* **MATERIAL FOR THIS TASK**
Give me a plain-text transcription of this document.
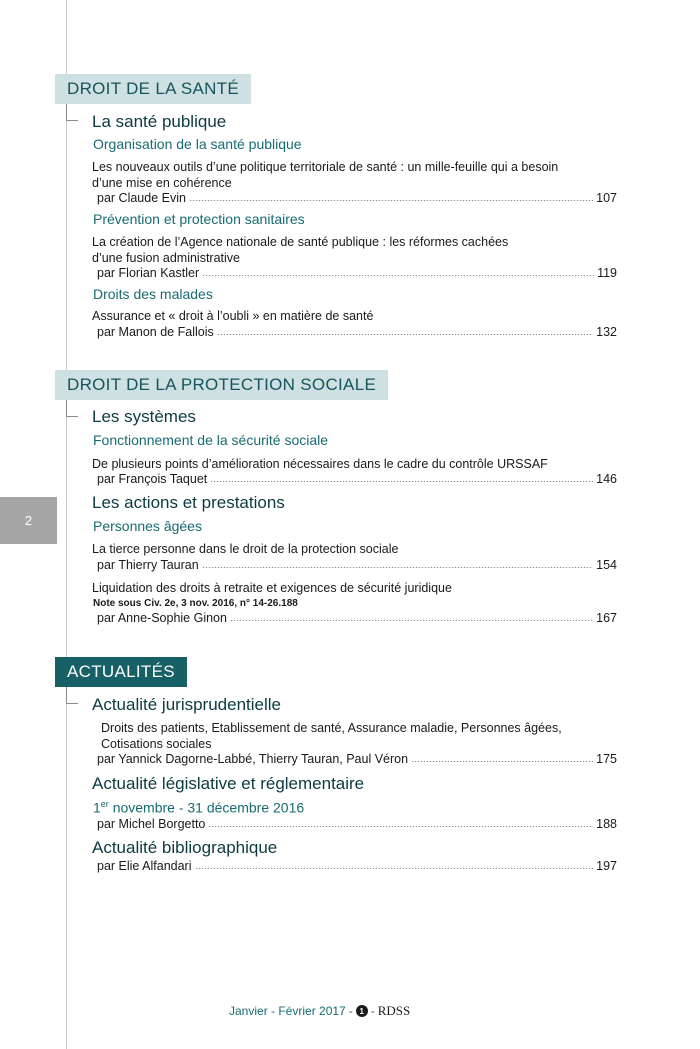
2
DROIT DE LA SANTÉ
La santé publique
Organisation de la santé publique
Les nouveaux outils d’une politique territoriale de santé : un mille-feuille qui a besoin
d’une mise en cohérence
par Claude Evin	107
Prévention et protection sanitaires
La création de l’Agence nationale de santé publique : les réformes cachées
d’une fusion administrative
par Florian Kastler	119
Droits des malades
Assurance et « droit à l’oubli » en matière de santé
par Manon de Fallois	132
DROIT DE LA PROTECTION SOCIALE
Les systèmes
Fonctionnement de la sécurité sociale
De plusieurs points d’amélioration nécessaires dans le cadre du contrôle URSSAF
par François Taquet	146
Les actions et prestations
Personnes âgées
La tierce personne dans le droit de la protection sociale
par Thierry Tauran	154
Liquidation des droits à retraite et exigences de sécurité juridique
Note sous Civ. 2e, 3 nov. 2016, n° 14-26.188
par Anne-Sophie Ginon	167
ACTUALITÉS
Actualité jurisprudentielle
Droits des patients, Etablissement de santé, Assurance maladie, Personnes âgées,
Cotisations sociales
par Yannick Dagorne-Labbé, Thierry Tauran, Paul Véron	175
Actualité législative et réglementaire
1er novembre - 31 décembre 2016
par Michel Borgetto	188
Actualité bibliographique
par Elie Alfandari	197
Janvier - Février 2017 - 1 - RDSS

* **WORK REQUEST**
Whatever the records hold apart from pictures should be repeated exactly.

* **EXERCISE RESPONSE**
Give me a plain-text transcription of this document.
2
DROIT DE LA SANTÉ
La santé publique
Organisation de la santé publique
Les nouveaux outils d’une politique territoriale de santé : un mille-feuille qui a besoin
d’une mise en cohérence
par Claude Evin	107
Prévention et protection sanitaires
La création de l’Agence nationale de santé publique : les réformes cachées
d’une fusion administrative
par Florian Kastler	119
Droits des malades
Assurance et « droit à l’oubli » en matière de santé
par Manon de Fallois	132
DROIT DE LA PROTECTION SOCIALE
Les systèmes
Fonctionnement de la sécurité sociale
De plusieurs points d’amélioration nécessaires dans le cadre du contrôle URSSAF
par François Taquet	146
Les actions et prestations
Personnes âgées
La tierce personne dans le droit de la protection sociale
par Thierry Tauran	154
Liquidation des droits à retraite et exigences de sécurité juridique
Note sous Civ. 2e, 3 nov. 2016, n° 14-26.188
par Anne-Sophie Ginon	167
ACTUALITÉS
Actualité jurisprudentielle
Droits des patients, Etablissement de santé, Assurance maladie, Personnes âgées,
Cotisations sociales
par Yannick Dagorne-Labbé, Thierry Tauran, Paul Véron	175
Actualité législative et réglementaire
1er novembre - 31 décembre 2016
par Michel Borgetto	188
Actualité bibliographique
par Elie Alfandari	197
Janvier - Février 2017 - 1 - RDSS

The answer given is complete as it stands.